-- begin PROVIDED RECORDS --

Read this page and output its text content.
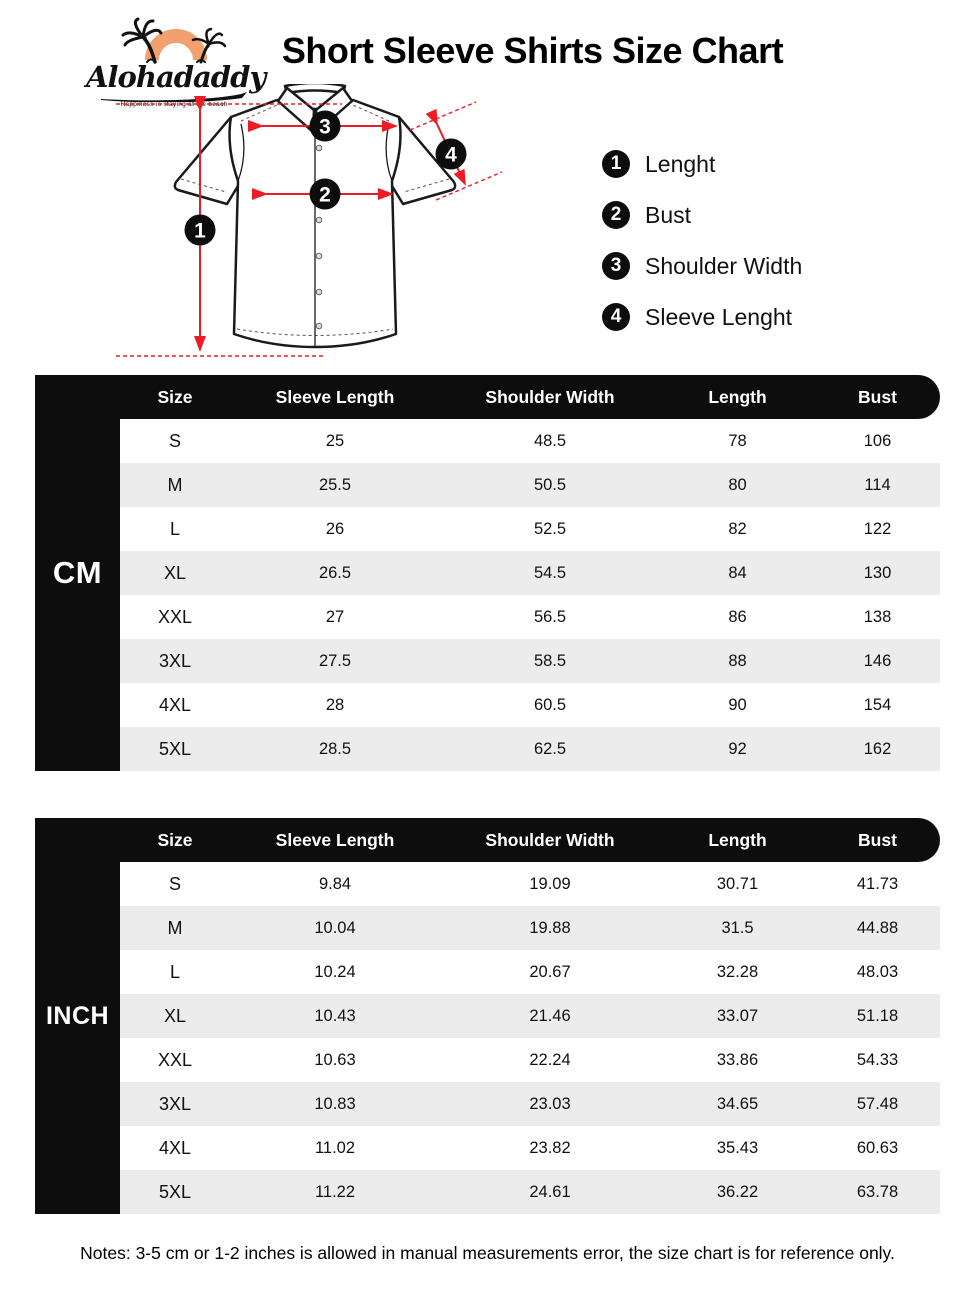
Alohadaddy
Happiness is staying at the beach
Short Sleeve Shirts Size Chart
1
2
3
4	1	Lenght
2	Bust
3	Shoulder Width
4	Sleeve Lenght
CM
Size	Sleeve Length	Shoulder Width	Length	Bust
S	25	48.5	78	106
M	25.5	50.5	80	114
L	26	52.5	82	122
XL	26.5	54.5	84	130
XXL	27	56.5	86	138
3XL	27.5	58.5	88	146
4XL	28	60.5	90	154
5XL	28.5	62.5	92	162
INCH
Size	Sleeve Length	Shoulder Width	Length	Bust
S	9.84	19.09	30.71	41.73
M	10.04	19.88	31.5	44.88
L	10.24	20.67	32.28	48.03
XL	10.43	21.46	33.07	51.18
XXL	10.63	22.24	33.86	54.33
3XL	10.83	23.03	34.65	57.48
4XL	11.02	23.82	35.43	60.63
5XL	11.22	24.61	36.22	63.78
Notes: 3-5 cm or 1-2 inches is allowed in manual measurements error, the size chart is for reference only.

-- end PROVIDED RECORDS --

WHAT THE EXERCISE ASKS: Write out every entry again word for word, without any of the pictures.

THE ANSWER:
Read this page and output its text content.
Alohadaddy
Happiness is staying at the beach
Short Sleeve Shirts Size Chart
1
2
3
4	1	Lenght
2	Bust
3	Shoulder Width
4	Sleeve Lenght
CM
Size	Sleeve Length	Shoulder Width	Length	Bust
S	25	48.5	78	106
M	25.5	50.5	80	114
L	26	52.5	82	122
XL	26.5	54.5	84	130
XXL	27	56.5	86	138
3XL	27.5	58.5	88	146
4XL	28	60.5	90	154
5XL	28.5	62.5	92	162
INCH
Size	Sleeve Length	Shoulder Width	Length	Bust
S	9.84	19.09	30.71	41.73
M	10.04	19.88	31.5	44.88
L	10.24	20.67	32.28	48.03
XL	10.43	21.46	33.07	51.18
XXL	10.63	22.24	33.86	54.33
3XL	10.83	23.03	34.65	57.48
4XL	11.02	23.82	35.43	60.63
5XL	11.22	24.61	36.22	63.78
Notes: 3-5 cm or 1-2 inches is allowed in manual measurements error, the size chart is for reference only.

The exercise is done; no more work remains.